What you have to do: Report, as a bare number, how many lines contain the string "JSON".

Material for this task:
◇ ◇ ◇ ◇
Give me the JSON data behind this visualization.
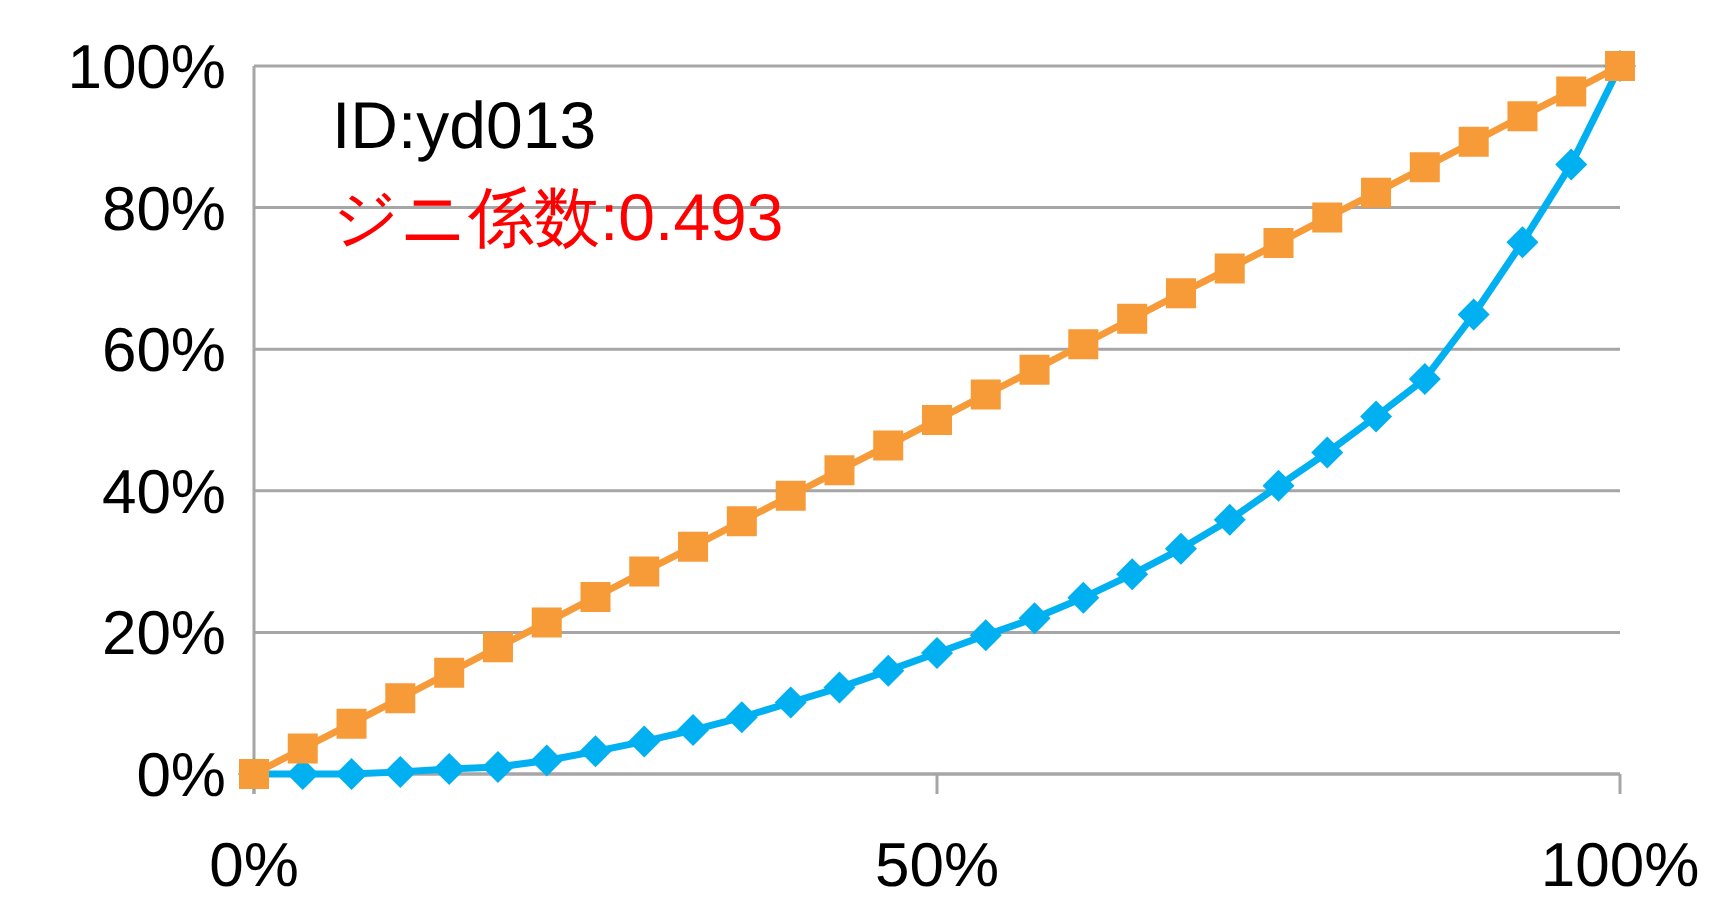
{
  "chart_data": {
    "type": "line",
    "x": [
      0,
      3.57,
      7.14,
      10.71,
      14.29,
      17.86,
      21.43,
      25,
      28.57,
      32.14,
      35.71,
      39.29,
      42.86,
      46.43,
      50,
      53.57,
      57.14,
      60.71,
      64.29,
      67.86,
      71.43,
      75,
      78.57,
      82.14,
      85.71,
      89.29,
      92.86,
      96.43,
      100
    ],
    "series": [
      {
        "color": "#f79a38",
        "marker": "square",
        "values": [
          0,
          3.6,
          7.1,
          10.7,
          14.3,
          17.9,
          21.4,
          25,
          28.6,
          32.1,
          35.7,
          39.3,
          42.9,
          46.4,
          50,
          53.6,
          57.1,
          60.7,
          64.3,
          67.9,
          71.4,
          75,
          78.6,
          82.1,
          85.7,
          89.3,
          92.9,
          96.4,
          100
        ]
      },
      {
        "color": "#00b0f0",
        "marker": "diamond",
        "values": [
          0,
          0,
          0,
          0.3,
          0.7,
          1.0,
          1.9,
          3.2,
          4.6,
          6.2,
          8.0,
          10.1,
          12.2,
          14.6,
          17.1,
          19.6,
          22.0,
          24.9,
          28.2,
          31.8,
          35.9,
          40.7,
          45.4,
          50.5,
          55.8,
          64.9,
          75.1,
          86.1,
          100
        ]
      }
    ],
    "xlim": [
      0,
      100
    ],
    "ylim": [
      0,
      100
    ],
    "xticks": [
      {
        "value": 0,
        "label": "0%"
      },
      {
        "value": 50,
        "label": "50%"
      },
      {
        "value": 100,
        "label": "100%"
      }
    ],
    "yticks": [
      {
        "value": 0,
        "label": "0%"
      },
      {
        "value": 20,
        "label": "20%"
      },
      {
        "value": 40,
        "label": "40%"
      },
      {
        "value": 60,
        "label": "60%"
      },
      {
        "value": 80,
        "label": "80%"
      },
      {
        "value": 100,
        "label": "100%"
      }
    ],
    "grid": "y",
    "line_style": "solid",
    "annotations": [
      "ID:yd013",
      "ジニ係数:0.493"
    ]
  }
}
◇ ◇ ◇ ◇
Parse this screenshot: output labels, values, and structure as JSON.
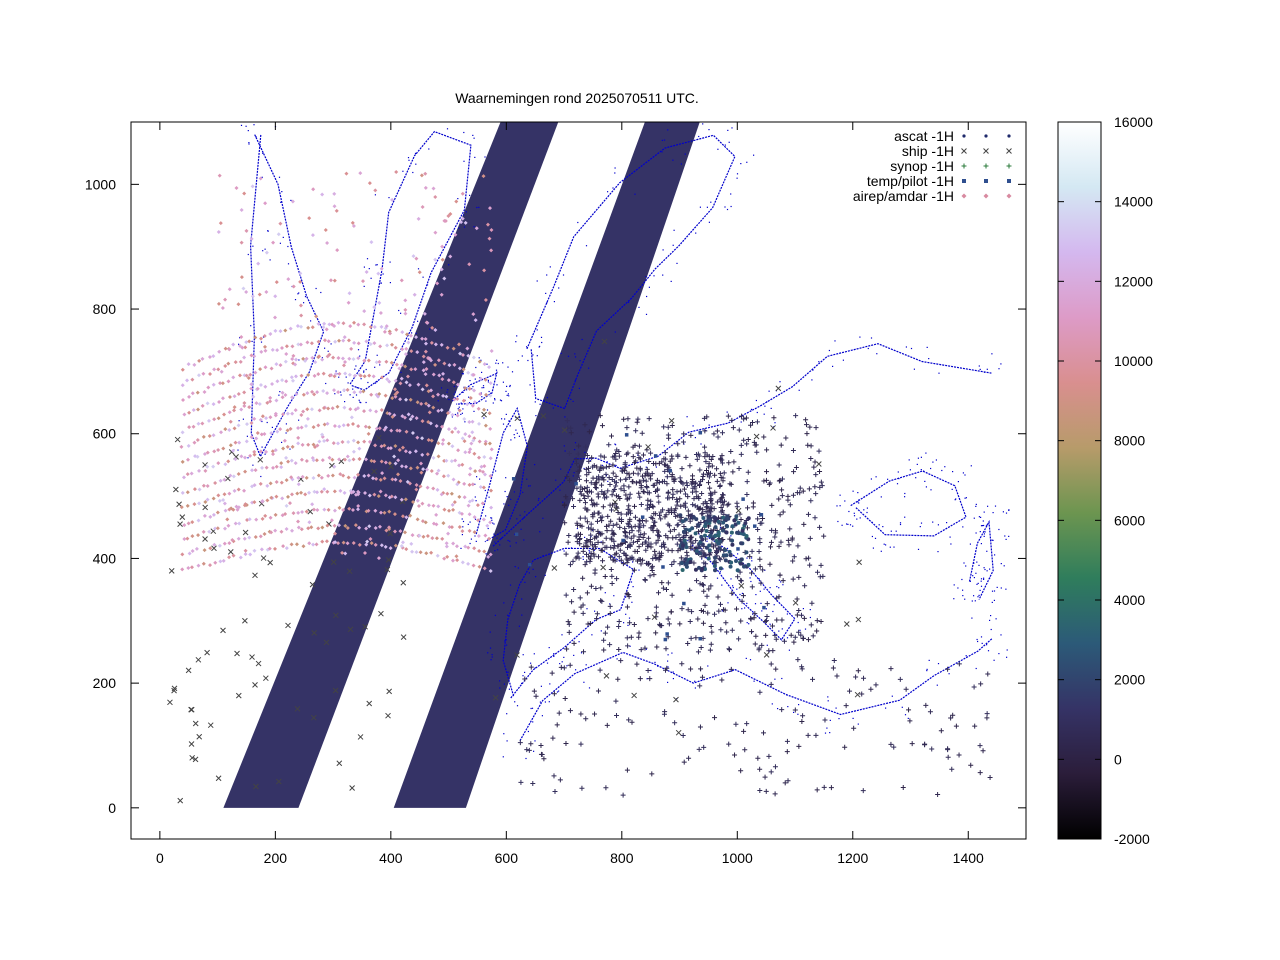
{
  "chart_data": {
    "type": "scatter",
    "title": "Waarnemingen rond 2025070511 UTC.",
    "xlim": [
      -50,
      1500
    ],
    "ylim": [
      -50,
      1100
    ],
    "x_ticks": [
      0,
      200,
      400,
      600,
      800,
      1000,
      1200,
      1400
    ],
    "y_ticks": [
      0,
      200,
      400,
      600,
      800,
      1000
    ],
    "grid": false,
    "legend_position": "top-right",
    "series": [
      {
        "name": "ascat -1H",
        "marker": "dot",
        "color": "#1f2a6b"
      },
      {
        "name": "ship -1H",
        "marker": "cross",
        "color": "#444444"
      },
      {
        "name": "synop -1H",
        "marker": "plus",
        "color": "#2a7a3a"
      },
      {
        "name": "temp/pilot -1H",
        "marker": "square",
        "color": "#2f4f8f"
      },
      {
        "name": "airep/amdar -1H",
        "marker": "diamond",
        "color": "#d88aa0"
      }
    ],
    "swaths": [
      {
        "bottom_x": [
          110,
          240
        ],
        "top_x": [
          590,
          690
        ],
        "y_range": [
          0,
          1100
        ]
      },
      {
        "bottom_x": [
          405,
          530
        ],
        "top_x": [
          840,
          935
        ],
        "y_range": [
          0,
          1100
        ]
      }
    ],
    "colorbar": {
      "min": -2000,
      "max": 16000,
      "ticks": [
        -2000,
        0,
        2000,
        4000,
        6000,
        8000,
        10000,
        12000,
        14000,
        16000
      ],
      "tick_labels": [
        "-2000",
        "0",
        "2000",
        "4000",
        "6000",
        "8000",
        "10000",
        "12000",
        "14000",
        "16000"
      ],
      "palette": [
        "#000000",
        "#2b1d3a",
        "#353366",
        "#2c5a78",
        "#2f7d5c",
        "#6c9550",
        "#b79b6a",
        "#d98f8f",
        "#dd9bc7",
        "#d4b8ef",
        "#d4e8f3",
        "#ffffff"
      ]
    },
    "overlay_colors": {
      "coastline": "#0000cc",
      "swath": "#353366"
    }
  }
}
◇ ◇ ◇ ◇
Exercise response: 2